◆ Work instructions ◆
List the lines of this listing that hold the word "status".

· · ·

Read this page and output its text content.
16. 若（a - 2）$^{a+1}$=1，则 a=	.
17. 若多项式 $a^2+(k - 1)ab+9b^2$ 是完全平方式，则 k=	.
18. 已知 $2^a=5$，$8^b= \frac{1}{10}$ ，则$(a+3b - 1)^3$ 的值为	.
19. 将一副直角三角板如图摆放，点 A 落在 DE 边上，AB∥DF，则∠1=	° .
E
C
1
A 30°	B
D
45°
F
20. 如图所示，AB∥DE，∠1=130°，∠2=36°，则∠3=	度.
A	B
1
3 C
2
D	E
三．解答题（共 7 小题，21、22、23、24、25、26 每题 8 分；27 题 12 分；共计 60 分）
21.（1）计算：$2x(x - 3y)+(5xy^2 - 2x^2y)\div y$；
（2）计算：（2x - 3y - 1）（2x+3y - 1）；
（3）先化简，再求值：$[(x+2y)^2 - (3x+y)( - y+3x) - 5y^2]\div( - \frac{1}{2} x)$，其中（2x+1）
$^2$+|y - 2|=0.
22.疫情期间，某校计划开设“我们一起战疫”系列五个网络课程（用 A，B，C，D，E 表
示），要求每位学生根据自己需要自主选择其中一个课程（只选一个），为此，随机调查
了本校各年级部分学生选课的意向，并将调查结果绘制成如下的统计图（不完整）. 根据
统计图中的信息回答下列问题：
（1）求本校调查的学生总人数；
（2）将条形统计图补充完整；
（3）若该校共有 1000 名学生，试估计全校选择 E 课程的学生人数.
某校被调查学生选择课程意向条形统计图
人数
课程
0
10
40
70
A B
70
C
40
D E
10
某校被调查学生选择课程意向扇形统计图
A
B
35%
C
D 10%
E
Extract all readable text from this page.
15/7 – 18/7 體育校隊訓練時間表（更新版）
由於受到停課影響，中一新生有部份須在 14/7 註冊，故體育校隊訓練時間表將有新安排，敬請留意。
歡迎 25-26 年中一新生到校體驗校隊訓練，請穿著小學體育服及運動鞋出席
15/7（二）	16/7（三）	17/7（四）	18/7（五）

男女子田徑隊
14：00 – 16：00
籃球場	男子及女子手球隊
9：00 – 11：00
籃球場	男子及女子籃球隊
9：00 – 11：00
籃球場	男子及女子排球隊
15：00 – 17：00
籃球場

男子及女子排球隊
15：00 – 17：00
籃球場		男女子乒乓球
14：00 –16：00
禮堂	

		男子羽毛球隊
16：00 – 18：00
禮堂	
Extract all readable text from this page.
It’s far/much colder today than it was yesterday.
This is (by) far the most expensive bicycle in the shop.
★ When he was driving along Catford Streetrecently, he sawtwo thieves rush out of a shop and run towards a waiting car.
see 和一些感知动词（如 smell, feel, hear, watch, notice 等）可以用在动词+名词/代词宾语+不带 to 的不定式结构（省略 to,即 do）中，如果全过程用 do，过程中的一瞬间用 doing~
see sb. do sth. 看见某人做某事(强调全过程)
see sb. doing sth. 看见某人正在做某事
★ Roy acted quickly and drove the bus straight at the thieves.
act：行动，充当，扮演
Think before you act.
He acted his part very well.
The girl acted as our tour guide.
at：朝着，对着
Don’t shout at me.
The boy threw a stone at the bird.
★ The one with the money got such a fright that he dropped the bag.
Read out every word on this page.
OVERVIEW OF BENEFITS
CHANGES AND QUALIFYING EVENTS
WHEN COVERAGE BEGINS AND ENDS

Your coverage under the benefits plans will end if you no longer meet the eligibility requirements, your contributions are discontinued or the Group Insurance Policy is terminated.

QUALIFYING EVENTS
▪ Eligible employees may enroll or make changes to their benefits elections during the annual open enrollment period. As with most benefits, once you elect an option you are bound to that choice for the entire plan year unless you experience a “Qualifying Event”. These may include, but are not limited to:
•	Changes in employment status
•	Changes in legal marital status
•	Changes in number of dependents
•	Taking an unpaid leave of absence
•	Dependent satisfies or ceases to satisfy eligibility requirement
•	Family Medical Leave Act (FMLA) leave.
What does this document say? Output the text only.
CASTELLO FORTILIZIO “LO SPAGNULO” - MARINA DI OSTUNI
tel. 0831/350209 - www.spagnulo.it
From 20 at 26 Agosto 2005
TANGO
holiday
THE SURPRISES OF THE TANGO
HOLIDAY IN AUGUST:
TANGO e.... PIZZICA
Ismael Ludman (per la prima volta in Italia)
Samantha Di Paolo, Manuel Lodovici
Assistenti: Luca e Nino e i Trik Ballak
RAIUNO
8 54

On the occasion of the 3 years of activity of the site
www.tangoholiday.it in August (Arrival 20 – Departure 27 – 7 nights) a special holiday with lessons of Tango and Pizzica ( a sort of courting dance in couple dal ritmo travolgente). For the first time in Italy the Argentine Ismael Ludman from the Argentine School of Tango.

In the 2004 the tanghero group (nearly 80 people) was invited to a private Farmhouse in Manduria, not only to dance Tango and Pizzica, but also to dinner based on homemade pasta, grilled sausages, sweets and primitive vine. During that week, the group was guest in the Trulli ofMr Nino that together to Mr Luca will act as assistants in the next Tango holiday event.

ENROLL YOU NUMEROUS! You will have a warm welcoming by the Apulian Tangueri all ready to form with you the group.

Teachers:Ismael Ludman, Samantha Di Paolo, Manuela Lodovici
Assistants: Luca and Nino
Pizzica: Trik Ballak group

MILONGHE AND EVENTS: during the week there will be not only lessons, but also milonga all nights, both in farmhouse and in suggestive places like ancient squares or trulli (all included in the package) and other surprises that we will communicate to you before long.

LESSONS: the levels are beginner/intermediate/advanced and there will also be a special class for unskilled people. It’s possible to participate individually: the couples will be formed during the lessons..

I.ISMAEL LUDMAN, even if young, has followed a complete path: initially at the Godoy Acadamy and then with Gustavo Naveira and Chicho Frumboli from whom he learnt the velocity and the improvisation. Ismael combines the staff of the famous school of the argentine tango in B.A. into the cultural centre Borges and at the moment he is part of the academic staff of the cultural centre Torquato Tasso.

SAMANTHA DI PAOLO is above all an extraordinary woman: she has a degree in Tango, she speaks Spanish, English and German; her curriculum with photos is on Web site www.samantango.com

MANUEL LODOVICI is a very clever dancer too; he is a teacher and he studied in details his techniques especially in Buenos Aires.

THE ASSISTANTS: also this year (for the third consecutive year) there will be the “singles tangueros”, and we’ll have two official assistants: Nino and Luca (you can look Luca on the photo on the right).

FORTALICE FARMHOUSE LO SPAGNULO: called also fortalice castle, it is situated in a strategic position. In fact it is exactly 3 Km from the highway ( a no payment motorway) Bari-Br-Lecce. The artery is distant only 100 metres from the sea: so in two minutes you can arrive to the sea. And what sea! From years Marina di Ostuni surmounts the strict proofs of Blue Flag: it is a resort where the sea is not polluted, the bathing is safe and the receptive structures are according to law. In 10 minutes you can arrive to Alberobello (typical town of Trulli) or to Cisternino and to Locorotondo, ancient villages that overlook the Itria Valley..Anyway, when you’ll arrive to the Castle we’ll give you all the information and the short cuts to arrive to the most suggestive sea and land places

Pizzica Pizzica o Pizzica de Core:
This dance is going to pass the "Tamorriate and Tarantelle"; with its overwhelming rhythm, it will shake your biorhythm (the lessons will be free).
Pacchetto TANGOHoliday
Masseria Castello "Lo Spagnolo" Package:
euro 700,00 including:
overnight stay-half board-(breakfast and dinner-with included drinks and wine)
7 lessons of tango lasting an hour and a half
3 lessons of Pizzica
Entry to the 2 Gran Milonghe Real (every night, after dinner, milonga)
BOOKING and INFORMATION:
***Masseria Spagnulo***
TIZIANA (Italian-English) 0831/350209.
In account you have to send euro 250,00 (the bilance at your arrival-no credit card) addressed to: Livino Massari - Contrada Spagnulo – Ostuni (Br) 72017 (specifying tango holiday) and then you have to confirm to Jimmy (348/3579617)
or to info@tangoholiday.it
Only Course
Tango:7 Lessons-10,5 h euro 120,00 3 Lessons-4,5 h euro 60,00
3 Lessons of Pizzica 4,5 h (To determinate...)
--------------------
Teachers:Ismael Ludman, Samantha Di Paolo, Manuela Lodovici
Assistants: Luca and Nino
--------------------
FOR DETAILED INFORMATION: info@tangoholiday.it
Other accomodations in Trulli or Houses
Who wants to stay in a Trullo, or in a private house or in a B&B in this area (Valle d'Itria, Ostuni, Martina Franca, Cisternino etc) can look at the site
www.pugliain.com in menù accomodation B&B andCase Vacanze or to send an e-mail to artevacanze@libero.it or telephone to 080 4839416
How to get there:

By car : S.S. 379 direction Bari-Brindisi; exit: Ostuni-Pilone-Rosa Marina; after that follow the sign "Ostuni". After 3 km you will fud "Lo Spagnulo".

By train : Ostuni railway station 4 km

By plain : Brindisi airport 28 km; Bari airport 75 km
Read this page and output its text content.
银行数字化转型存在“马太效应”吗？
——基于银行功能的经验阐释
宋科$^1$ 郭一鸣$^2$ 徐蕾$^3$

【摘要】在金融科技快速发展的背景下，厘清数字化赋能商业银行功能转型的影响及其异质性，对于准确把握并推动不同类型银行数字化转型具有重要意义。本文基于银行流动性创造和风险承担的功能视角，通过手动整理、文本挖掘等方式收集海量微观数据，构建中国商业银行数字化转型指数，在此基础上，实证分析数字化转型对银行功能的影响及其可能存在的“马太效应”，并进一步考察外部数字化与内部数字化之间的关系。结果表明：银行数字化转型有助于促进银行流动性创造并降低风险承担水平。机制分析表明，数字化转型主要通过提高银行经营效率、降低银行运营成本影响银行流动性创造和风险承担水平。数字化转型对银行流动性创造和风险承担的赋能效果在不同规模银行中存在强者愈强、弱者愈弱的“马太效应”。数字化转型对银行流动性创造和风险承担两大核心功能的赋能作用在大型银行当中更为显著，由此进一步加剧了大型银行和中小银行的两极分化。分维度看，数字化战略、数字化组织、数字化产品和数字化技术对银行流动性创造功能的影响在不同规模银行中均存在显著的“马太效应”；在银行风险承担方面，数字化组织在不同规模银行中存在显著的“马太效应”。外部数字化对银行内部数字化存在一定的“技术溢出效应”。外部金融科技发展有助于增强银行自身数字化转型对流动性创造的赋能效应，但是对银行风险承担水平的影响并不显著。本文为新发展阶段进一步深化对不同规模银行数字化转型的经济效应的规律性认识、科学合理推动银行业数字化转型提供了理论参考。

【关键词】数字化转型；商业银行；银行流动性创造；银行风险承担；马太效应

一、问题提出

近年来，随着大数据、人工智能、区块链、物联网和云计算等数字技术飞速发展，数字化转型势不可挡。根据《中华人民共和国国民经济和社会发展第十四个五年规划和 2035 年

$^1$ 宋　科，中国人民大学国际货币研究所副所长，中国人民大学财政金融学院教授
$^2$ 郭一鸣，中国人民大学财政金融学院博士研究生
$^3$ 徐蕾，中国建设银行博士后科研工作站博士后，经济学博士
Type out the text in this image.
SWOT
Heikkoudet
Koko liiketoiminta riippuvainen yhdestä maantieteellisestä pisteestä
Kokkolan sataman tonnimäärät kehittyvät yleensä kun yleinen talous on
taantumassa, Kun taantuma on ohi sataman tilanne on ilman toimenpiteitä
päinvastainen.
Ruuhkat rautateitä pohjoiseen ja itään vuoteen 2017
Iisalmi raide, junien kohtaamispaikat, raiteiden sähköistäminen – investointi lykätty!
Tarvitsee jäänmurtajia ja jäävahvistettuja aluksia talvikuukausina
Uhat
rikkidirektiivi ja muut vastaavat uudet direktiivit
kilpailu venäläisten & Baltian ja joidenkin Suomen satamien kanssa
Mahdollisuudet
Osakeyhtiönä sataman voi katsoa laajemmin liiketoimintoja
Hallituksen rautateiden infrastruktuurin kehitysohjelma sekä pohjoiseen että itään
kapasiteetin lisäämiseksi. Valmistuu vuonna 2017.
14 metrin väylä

· · ·

◆ Response to the task ◆
•	Changes in employment status
•	Changes in legal marital status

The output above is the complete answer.